begin

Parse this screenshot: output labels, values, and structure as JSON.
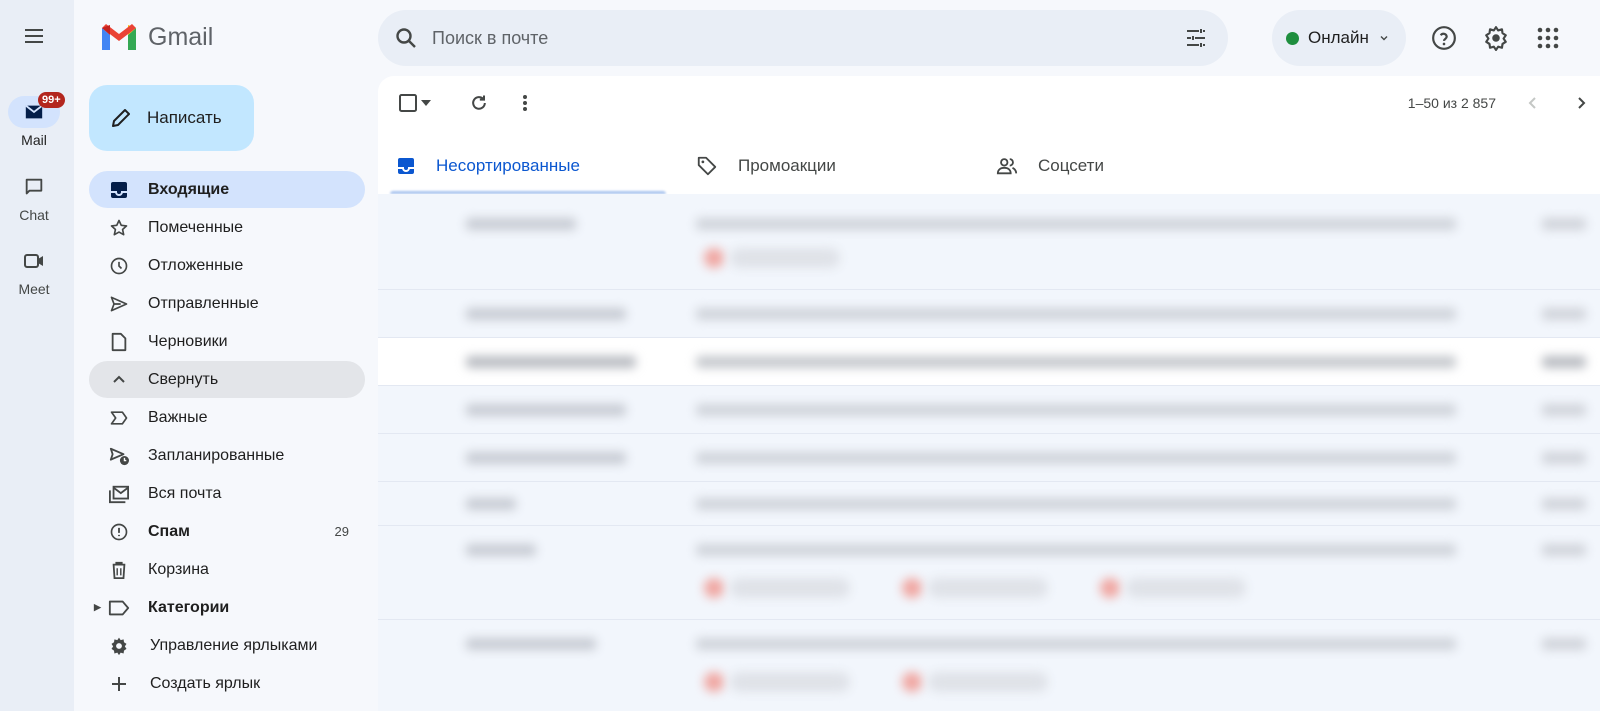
{
  "app": {
    "name": "Gmail"
  },
  "rail": {
    "menu_icon": "hamburger-menu-icon",
    "items": [
      {
        "label": "Mail",
        "icon": "mail-icon",
        "badge": "99+",
        "active": true
      },
      {
        "label": "Chat",
        "icon": "chat-icon"
      },
      {
        "label": "Meet",
        "icon": "video-camera-icon"
      }
    ]
  },
  "compose": {
    "label": "Написать",
    "icon": "pencil-icon"
  },
  "nav": {
    "items": [
      {
        "label": "Входящие",
        "icon": "inbox-icon",
        "active": true
      },
      {
        "label": "Помеченные",
        "icon": "star-icon"
      },
      {
        "label": "Отложенные",
        "icon": "clock-icon"
      },
      {
        "label": "Отправленные",
        "icon": "send-icon"
      },
      {
        "label": "Черновики",
        "icon": "draft-icon"
      },
      {
        "label": "Свернуть",
        "icon": "chevron-up-icon"
      },
      {
        "label": "Важные",
        "icon": "important-icon"
      },
      {
        "label": "Запланированные",
        "icon": "scheduled-send-icon"
      },
      {
        "label": "Вся почта",
        "icon": "all-mail-icon"
      },
      {
        "label": "Спам",
        "icon": "spam-icon",
        "count": "29"
      },
      {
        "label": "Корзина",
        "icon": "trash-icon"
      },
      {
        "label": "Категории",
        "icon": "label-icon"
      },
      {
        "label": "Управление ярлыками",
        "icon": "gear-icon"
      },
      {
        "label": "Создать ярлык",
        "icon": "plus-icon"
      }
    ]
  },
  "search": {
    "placeholder": "Поиск в почте",
    "value": ""
  },
  "status": {
    "label": "Онлайн",
    "color": "#1e8e3e"
  },
  "toolbar": {
    "pager": "1–50 из 2 857"
  },
  "tabs": [
    {
      "label": "Несортированные",
      "icon": "inbox-icon",
      "active": true
    },
    {
      "label": "Промоакции",
      "icon": "tag-icon"
    },
    {
      "label": "Соцсети",
      "icon": "people-icon"
    }
  ],
  "colors": {
    "accent": "#0b57d0",
    "compose_bg": "#c2e7ff",
    "active_nav_bg": "#d3e3fd",
    "badge": "#b3261e"
  },
  "message_list": {
    "note": "contents blurred"
  }
}
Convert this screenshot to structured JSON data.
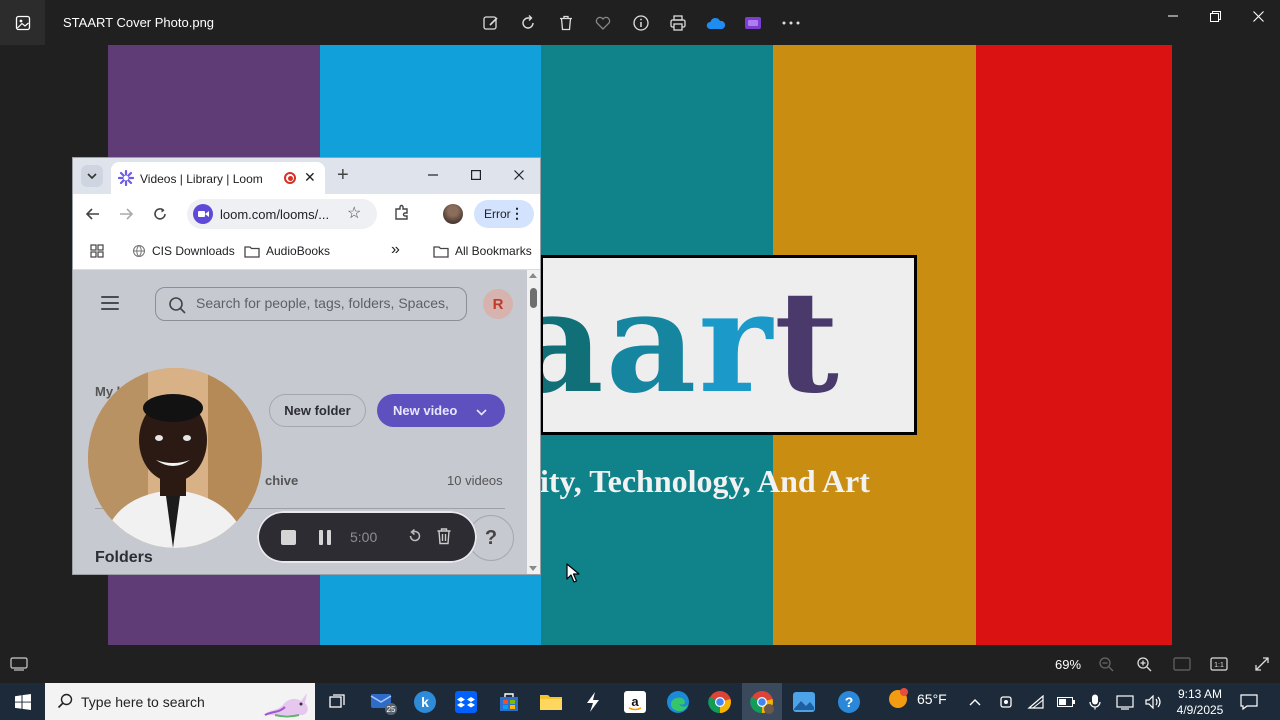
{
  "photos": {
    "file_title": "STAART Cover Photo.png",
    "tools": [
      "edit-image-icon",
      "rotate-icon",
      "delete-icon",
      "favorite-icon",
      "info-icon",
      "print-icon",
      "onedrive-icon",
      "clipchamp-icon",
      "more-icon"
    ],
    "zoom": "69%",
    "photo": {
      "stripe_colors": [
        "#5f3c76",
        "#12a0da",
        "#0f828a",
        "#c98d11",
        "#da1212"
      ],
      "logo_text": "aart",
      "tagline": "ity, Technology, And Art"
    }
  },
  "chrome": {
    "tab_title": "Videos | Library | Loom",
    "url": "loom.com/looms/...",
    "profile_chip": "Error",
    "bookmarks": [
      "CIS Downloads",
      "AudioBooks",
      "All Bookmarks"
    ],
    "more_bookmarks": "»"
  },
  "loom": {
    "search_placeholder": "Search for people, tags, folders, Spaces,",
    "avatar_initial": "R",
    "my_library_partial": "My l",
    "new_folder": "New folder",
    "new_video": "New video",
    "archive_partial": "chive",
    "video_count": "10 videos",
    "folders_heading": "Folders",
    "recorder_time": "5:00",
    "help": "?"
  },
  "taskbar": {
    "search_placeholder": "Type here to search",
    "mail_badge": "25",
    "weather": "65°F",
    "time": "9:13 AM",
    "date": "4/9/2025"
  },
  "colors": {
    "loom_accent": "#5f50bf",
    "taskbar_bg": "#1c2a3a",
    "app_bg": "#202020"
  }
}
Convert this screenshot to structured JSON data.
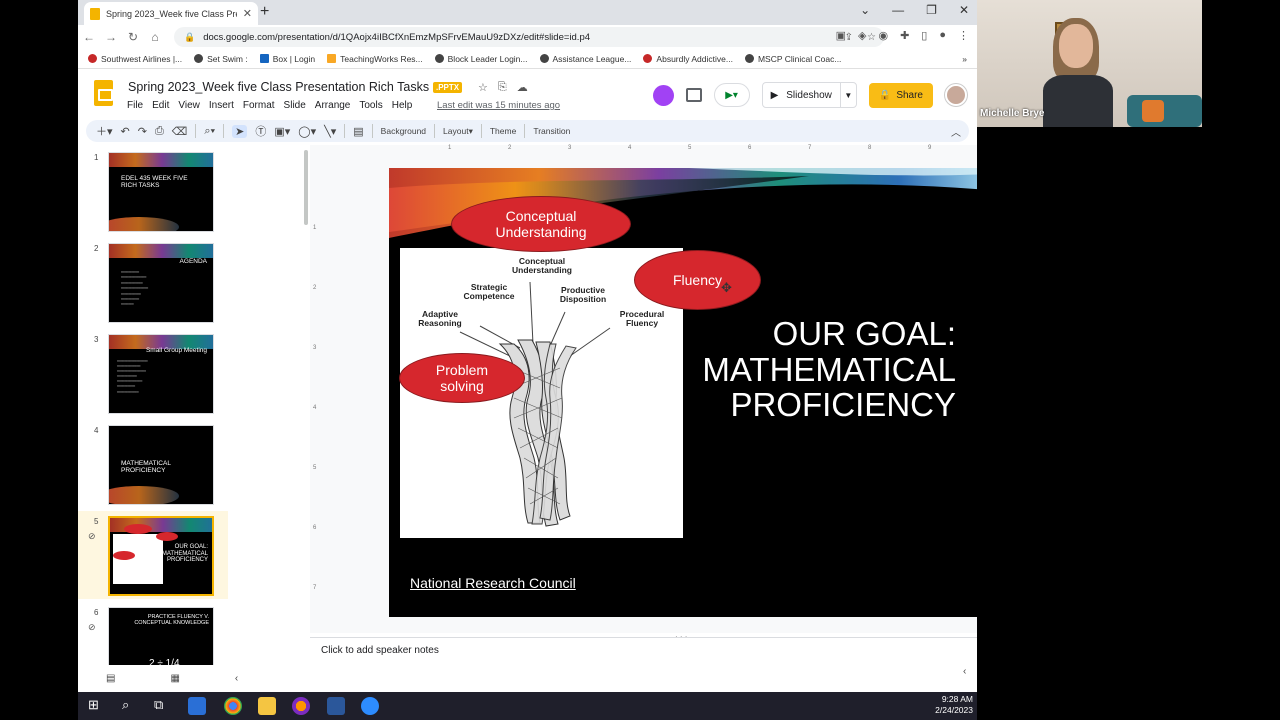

end

INSTRUCTIONS TO FOLLOW:
Pictures in the records above should not be copied. Repeat everything else exactly.

SOLUTION FOR THIS EXERCISE:
Parse this screenshot: output labels, values, and structure as JSON.
{
  "app": {
    "name": "Gmail"
  },
  "rail": {
    "menu_icon": "hamburger-menu-icon",
    "items": [
      {
        "label": "Mail",
        "icon": "mail-icon",
        "badge": "99+",
        "active": true
      },
      {
        "label": "Chat",
        "icon": "chat-icon"
      },
      {
        "label": "Meet",
        "icon": "video-camera-icon"
      }
    ]
  },
  "compose": {
    "label": "Написать",
    "icon": "pencil-icon"
  },
  "nav": {
    "items": [
      {
        "label": "Входящие",
        "icon": "inbox-icon",
        "active": true
      },
      {
        "label": "Помеченные",
        "icon": "star-icon"
      },
      {
        "label": "Отложенные",
        "icon": "clock-icon"
      },
      {
        "label": "Отправленные",
        "icon": "send-icon"
      },
      {
        "label": "Черновики",
        "icon": "draft-icon"
      },
      {
        "label": "Свернуть",
        "icon": "chevron-up-icon"
      },
      {
        "label": "Важные",
        "icon": "important-icon"
      },
      {
        "label": "Запланированные",
        "icon": "scheduled-send-icon"
      },
      {
        "label": "Вся почта",
        "icon": "all-mail-icon"
      },
      {
        "label": "Спам",
        "icon": "spam-icon",
        "count": "29"
      },
      {
        "label": "Корзина",
        "icon": "trash-icon"
      },
      {
        "label": "Категории",
        "icon": "label-icon"
      },
      {
        "label": "Управление ярлыками",
        "icon": "gear-icon"
      },
      {
        "label": "Создать ярлык",
        "icon": "plus-icon"
      }
    ]
  },
  "search": {
    "placeholder": "Поиск в почте",
    "value": ""
  },
  "status": {
    "label": "Онлайн",
    "color": "#1e8e3e"
  },
  "toolbar": {
    "pager": "1–50 из 2 857"
  },
  "tabs": [
    {
      "label": "Несортированные",
      "icon": "inbox-icon",
      "active": true
    },
    {
      "label": "Промоакции",
      "icon": "tag-icon"
    },
    {
      "label": "Соцсети",
      "icon": "people-icon"
    }
  ],
  "colors": {
    "accent": "#0b57d0",
    "compose_bg": "#c2e7ff",
    "active_nav_bg": "#d3e3fd",
    "badge": "#b3261e"
  },
  "message_list": {
    "note": "contents blurred"
  }
}
Convert this screenshot to structured JSON data.
{
  "photos": {
    "file_title": "STAART Cover Photo.png",
    "tools": [
      "edit-image-icon",
      "rotate-icon",
      "delete-icon",
      "favorite-icon",
      "info-icon",
      "print-icon",
      "onedrive-icon",
      "clipchamp-icon",
      "more-icon"
    ],
    "zoom": "69%",
    "photo": {
      "stripe_colors": [
        "#5f3c76",
        "#12a0da",
        "#0f828a",
        "#c98d11",
        "#da1212"
      ],
      "logo_text": "aart",
      "tagline": "ity, Technology, And Art"
    }
  },
  "chrome": {
    "tab_title": "Videos | Library | Loom",
    "url": "loom.com/looms/...",
    "profile_chip": "Error",
    "bookmarks": [
      "CIS Downloads",
      "AudioBooks",
      "All Bookmarks"
    ],
    "more_bookmarks": "»"
  },
  "loom": {
    "search_placeholder": "Search for people, tags, folders, Spaces,",
    "avatar_initial": "R",
    "my_library_partial": "My l",
    "new_folder": "New folder",
    "new_video": "New video",
    "archive_partial": "chive",
    "video_count": "10 videos",
    "folders_heading": "Folders",
    "recorder_time": "5:00",
    "help": "?"
  },
  "taskbar": {
    "search_placeholder": "Type here to search",
    "mail_badge": "25",
    "weather": "65°F",
    "time": "9:13 AM",
    "date": "4/9/2025"
  },
  "colors": {
    "loom_accent": "#5f50bf",
    "taskbar_bg": "#1c2a3a",
    "app_bg": "#202020"
  }
}
Convert this screenshot to structured JSON data.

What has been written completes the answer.